[begin The records]
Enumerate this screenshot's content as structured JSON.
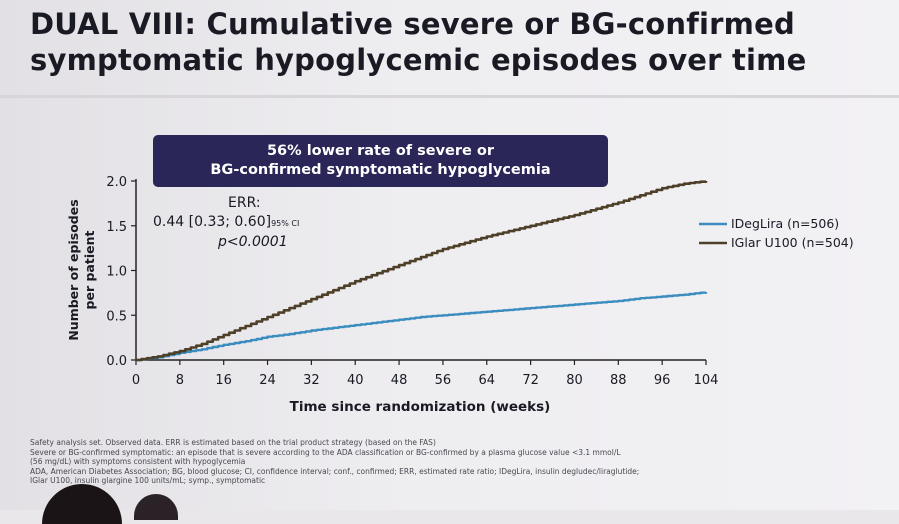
{
  "slide": {
    "title_line1": "DUAL VIII: Cumulative severe or BG-confirmed",
    "title_line2": "symptomatic hypoglycemic episodes over time",
    "banner_line1": "56% lower rate of severe or",
    "banner_line2": "BG-confirmed symptomatic hypoglycemia",
    "err_label": "ERR:",
    "err_values": "0.44 [0.33; 0.60]",
    "err_ci": "95% CI",
    "err_p": "p<0.0001",
    "footnotes": [
      "Safety analysis set. Observed data. ERR is estimated based on the trial product strategy (based on the FAS)",
      "Severe or BG-confirmed symptomatic: an episode that is severe according to the ADA classification or BG-confirmed by a plasma glucose value <3.1 mmol/L",
      "(56 mg/dL) with symptoms consistent with hypoglycemia",
      "ADA, American Diabetes Association; BG, blood glucose; CI, confidence interval; conf., confirmed; ERR, estimated rate ratio; IDegLira, insulin degludec/liraglutide;",
      "IGlar U100, insulin glargine 100 units/mL; symp., symptomatic"
    ]
  },
  "colors": {
    "ideglira": "#3b8cbf",
    "iglar": "#4e4028",
    "axis": "#222222",
    "banner": "#2a2658"
  },
  "chart_data": {
    "type": "line",
    "xlabel": "Time since randomization (weeks)",
    "ylabel_line1": "Number of episodes",
    "ylabel_line2": "per patient",
    "xlim": [
      0,
      104
    ],
    "ylim": [
      0,
      2.0
    ],
    "x_ticks": [
      0,
      8,
      16,
      24,
      32,
      40,
      48,
      56,
      64,
      72,
      80,
      88,
      96,
      104
    ],
    "y_ticks": [
      0.0,
      0.5,
      1.0,
      1.5,
      2.0
    ],
    "y_tick_labels": [
      "0.0",
      "0.5",
      "1.0",
      "1.5",
      "2.0"
    ],
    "legend_position": "right",
    "series": [
      {
        "name": "IDegLira (n=506)",
        "x": [
          0,
          4,
          8,
          12,
          16,
          20,
          24,
          28,
          32,
          36,
          40,
          44,
          48,
          52,
          56,
          60,
          64,
          68,
          72,
          76,
          80,
          84,
          88,
          92,
          96,
          100,
          104
        ],
        "values": [
          0,
          0.03,
          0.08,
          0.12,
          0.17,
          0.21,
          0.26,
          0.29,
          0.33,
          0.36,
          0.39,
          0.42,
          0.45,
          0.48,
          0.5,
          0.52,
          0.54,
          0.56,
          0.58,
          0.6,
          0.62,
          0.64,
          0.66,
          0.69,
          0.71,
          0.73,
          0.76
        ]
      },
      {
        "name": "IGlar U100 (n=504)",
        "x": [
          0,
          4,
          8,
          12,
          16,
          20,
          24,
          28,
          32,
          36,
          40,
          44,
          48,
          52,
          56,
          60,
          64,
          68,
          72,
          76,
          80,
          84,
          88,
          92,
          96,
          100,
          104
        ],
        "values": [
          0,
          0.04,
          0.1,
          0.18,
          0.28,
          0.38,
          0.48,
          0.58,
          0.68,
          0.78,
          0.88,
          0.97,
          1.06,
          1.15,
          1.24,
          1.31,
          1.38,
          1.44,
          1.5,
          1.56,
          1.62,
          1.69,
          1.76,
          1.84,
          1.92,
          1.97,
          2.0
        ]
      }
    ]
  }
}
[end The records]
(Work to complete) Do not copy the pictures, but repeat every line exactly.

(Correct answer)
Enumerate this screenshot's content as structured JSON.
{
  "slide": {
    "title_line1": "DUAL VIII: Cumulative severe or BG-confirmed",
    "title_line2": "symptomatic hypoglycemic episodes over time",
    "banner_line1": "56% lower rate of severe or",
    "banner_line2": "BG-confirmed symptomatic hypoglycemia",
    "err_label": "ERR:",
    "err_values": "0.44 [0.33; 0.60]",
    "err_ci": "95% CI",
    "err_p": "p<0.0001",
    "footnotes": [
      "Safety analysis set. Observed data. ERR is estimated based on the trial product strategy (based on the FAS)",
      "Severe or BG-confirmed symptomatic: an episode that is severe according to the ADA classification or BG-confirmed by a plasma glucose value <3.1 mmol/L",
      "(56 mg/dL) with symptoms consistent with hypoglycemia",
      "ADA, American Diabetes Association; BG, blood glucose; CI, confidence interval; conf., confirmed; ERR, estimated rate ratio; IDegLira, insulin degludec/liraglutide;",
      "IGlar U100, insulin glargine 100 units/mL; symp., symptomatic"
    ]
  },
  "colors": {
    "ideglira": "#3b8cbf",
    "iglar": "#4e4028",
    "axis": "#222222",
    "banner": "#2a2658"
  },
  "chart_data": {
    "type": "line",
    "xlabel": "Time since randomization (weeks)",
    "ylabel_line1": "Number of episodes",
    "ylabel_line2": "per patient",
    "xlim": [
      0,
      104
    ],
    "ylim": [
      0,
      2.0
    ],
    "x_ticks": [
      0,
      8,
      16,
      24,
      32,
      40,
      48,
      56,
      64,
      72,
      80,
      88,
      96,
      104
    ],
    "y_ticks": [
      0.0,
      0.5,
      1.0,
      1.5,
      2.0
    ],
    "y_tick_labels": [
      "0.0",
      "0.5",
      "1.0",
      "1.5",
      "2.0"
    ],
    "legend_position": "right",
    "series": [
      {
        "name": "IDegLira (n=506)",
        "x": [
          0,
          4,
          8,
          12,
          16,
          20,
          24,
          28,
          32,
          36,
          40,
          44,
          48,
          52,
          56,
          60,
          64,
          68,
          72,
          76,
          80,
          84,
          88,
          92,
          96,
          100,
          104
        ],
        "values": [
          0,
          0.03,
          0.08,
          0.12,
          0.17,
          0.21,
          0.26,
          0.29,
          0.33,
          0.36,
          0.39,
          0.42,
          0.45,
          0.48,
          0.5,
          0.52,
          0.54,
          0.56,
          0.58,
          0.6,
          0.62,
          0.64,
          0.66,
          0.69,
          0.71,
          0.73,
          0.76
        ]
      },
      {
        "name": "IGlar U100 (n=504)",
        "x": [
          0,
          4,
          8,
          12,
          16,
          20,
          24,
          28,
          32,
          36,
          40,
          44,
          48,
          52,
          56,
          60,
          64,
          68,
          72,
          76,
          80,
          84,
          88,
          92,
          96,
          100,
          104
        ],
        "values": [
          0,
          0.04,
          0.1,
          0.18,
          0.28,
          0.38,
          0.48,
          0.58,
          0.68,
          0.78,
          0.88,
          0.97,
          1.06,
          1.15,
          1.24,
          1.31,
          1.38,
          1.44,
          1.5,
          1.56,
          1.62,
          1.69,
          1.76,
          1.84,
          1.92,
          1.97,
          2.0
        ]
      }
    ]
  }
}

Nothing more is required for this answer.